## [Task details]
All of the entries must be reproduced exactly, with no images carried over.

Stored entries
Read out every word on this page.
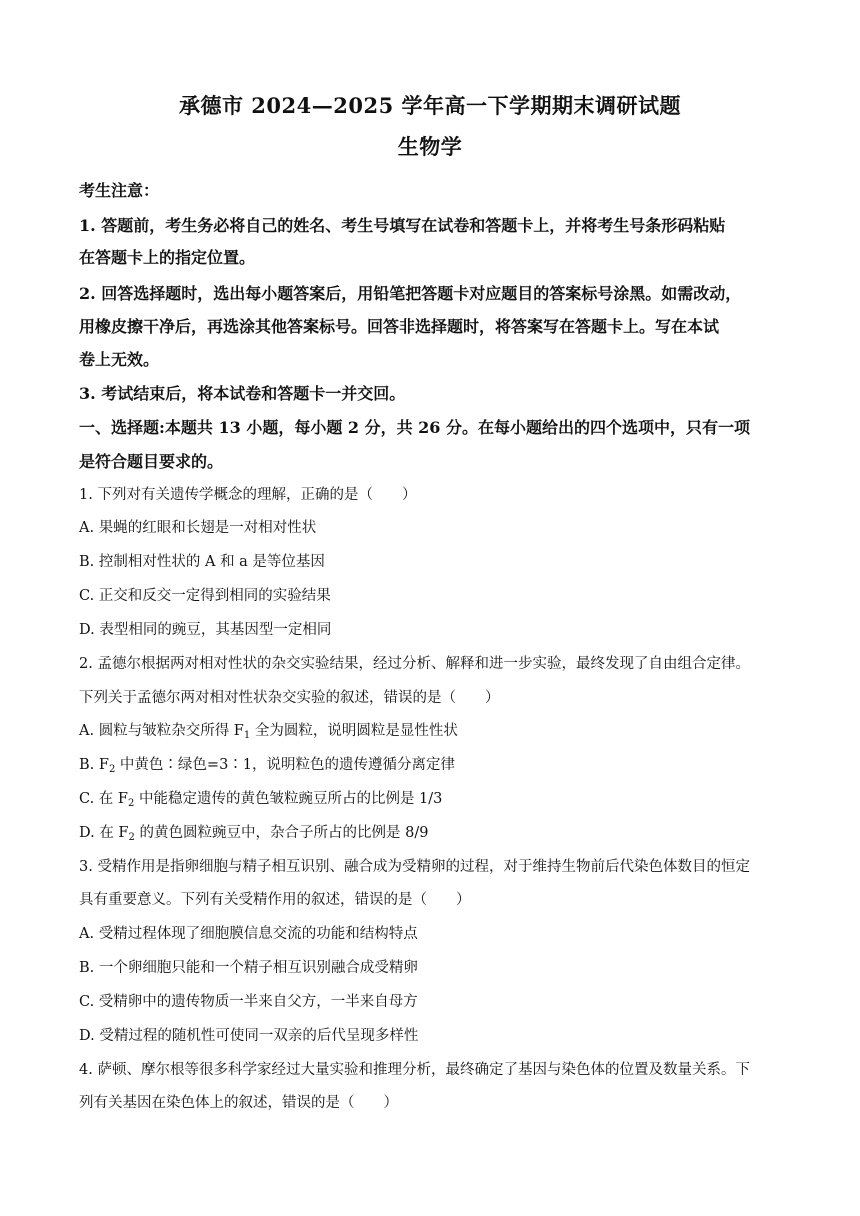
承德市 2024—2025 学年高一下学期期末调研试题
生物学
考生注意：
1. 答题前，考生务必将自己的姓名、考生号填写在试卷和答题卡上，并将考生号条形码粘贴
在答题卡上的指定位置。
2. 回答选择题时，选出每小题答案后，用铅笔把答题卡对应题目的答案标号涂黑。如需改动，
用橡皮擦干净后，再选涂其他答案标号。回答非选择题时，将答案写在答题卡上。写在本试
卷上无效。
3. 考试结束后，将本试卷和答题卡一并交回。
一、选择题:本题共 13 小题，每小题 2 分，共 26 分。在每小题给出的四个选项中，只有一项
是符合题目要求的。
1. 下列对有关遗传学概念的理解，正确的是（　　）
A. 果蝇的红眼和长翅是一对相对性状
B. 控制相对性状的 A 和 a 是等位基因
C. 正交和反交一定得到相同的实验结果
D. 表型相同的豌豆，其基因型一定相同
2. 孟德尔根据两对相对性状的杂交实验结果，经过分析、解释和进一步实验，最终发现了自由组合定律。
下列关于孟德尔两对相对性状杂交实验的叙述，错误的是（　　）
A. 圆粒与皱粒杂交所得 $F_1$ 全为圆粒，说明圆粒是显性性状
B. $F_2$ 中黄色∶绿色=3∶1，说明粒色的遗传遵循分离定律
C. 在 $F_2$ 中能稳定遗传的黄色皱粒豌豆所占的比例是 1/3
D. 在 $F_2$ 的黄色圆粒豌豆中，杂合子所占的比例是 8/9
3. 受精作用是指卵细胞与精子相互识别、融合成为受精卵的过程，对于维持生物前后代染色体数目的恒定
具有重要意义。下列有关受精作用的叙述，错误的是（　　）
A. 受精过程体现了细胞膜信息交流的功能和结构特点
B. 一个卵细胞只能和一个精子相互识别融合成受精卵
C. 受精卵中的遗传物质一半来自父方，一半来自母方
D. 受精过程的随机性可使同一双亲的后代呈现多样性
4. 萨顿、摩尔根等很多科学家经过大量实验和推理分析，最终确定了基因与染色体的位置及数量关系。下
列有关基因在染色体上的叙述，错误的是（　　）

## [Reply]
Read out every word on this page.
承德市 2024—2025 学年高一下学期期末调研试题
生物学
考生注意：
1. 答题前，考生务必将自己的姓名、考生号填写在试卷和答题卡上，并将考生号条形码粘贴
在答题卡上的指定位置。
2. 回答选择题时，选出每小题答案后，用铅笔把答题卡对应题目的答案标号涂黑。如需改动，
用橡皮擦干净后，再选涂其他答案标号。回答非选择题时，将答案写在答题卡上。写在本试
卷上无效。
3. 考试结束后，将本试卷和答题卡一并交回。
一、选择题:本题共 13 小题，每小题 2 分，共 26 分。在每小题给出的四个选项中，只有一项
是符合题目要求的。
1. 下列对有关遗传学概念的理解，正确的是（　　）
A. 果蝇的红眼和长翅是一对相对性状
B. 控制相对性状的 A 和 a 是等位基因
C. 正交和反交一定得到相同的实验结果
D. 表型相同的豌豆，其基因型一定相同
2. 孟德尔根据两对相对性状的杂交实验结果，经过分析、解释和进一步实验，最终发现了自由组合定律。
下列关于孟德尔两对相对性状杂交实验的叙述，错误的是（　　）
A. 圆粒与皱粒杂交所得 $F_1$ 全为圆粒，说明圆粒是显性性状
B. $F_2$ 中黄色∶绿色=3∶1，说明粒色的遗传遵循分离定律
C. 在 $F_2$ 中能稳定遗传的黄色皱粒豌豆所占的比例是 1/3
D. 在 $F_2$ 的黄色圆粒豌豆中，杂合子所占的比例是 8/9
3. 受精作用是指卵细胞与精子相互识别、融合成为受精卵的过程，对于维持生物前后代染色体数目的恒定
具有重要意义。下列有关受精作用的叙述，错误的是（　　）
A. 受精过程体现了细胞膜信息交流的功能和结构特点
B. 一个卵细胞只能和一个精子相互识别融合成受精卵
C. 受精卵中的遗传物质一半来自父方，一半来自母方
D. 受精过程的随机性可使同一双亲的后代呈现多样性
4. 萨顿、摩尔根等很多科学家经过大量实验和推理分析，最终确定了基因与染色体的位置及数量关系。下
列有关基因在染色体上的叙述，错误的是（　　）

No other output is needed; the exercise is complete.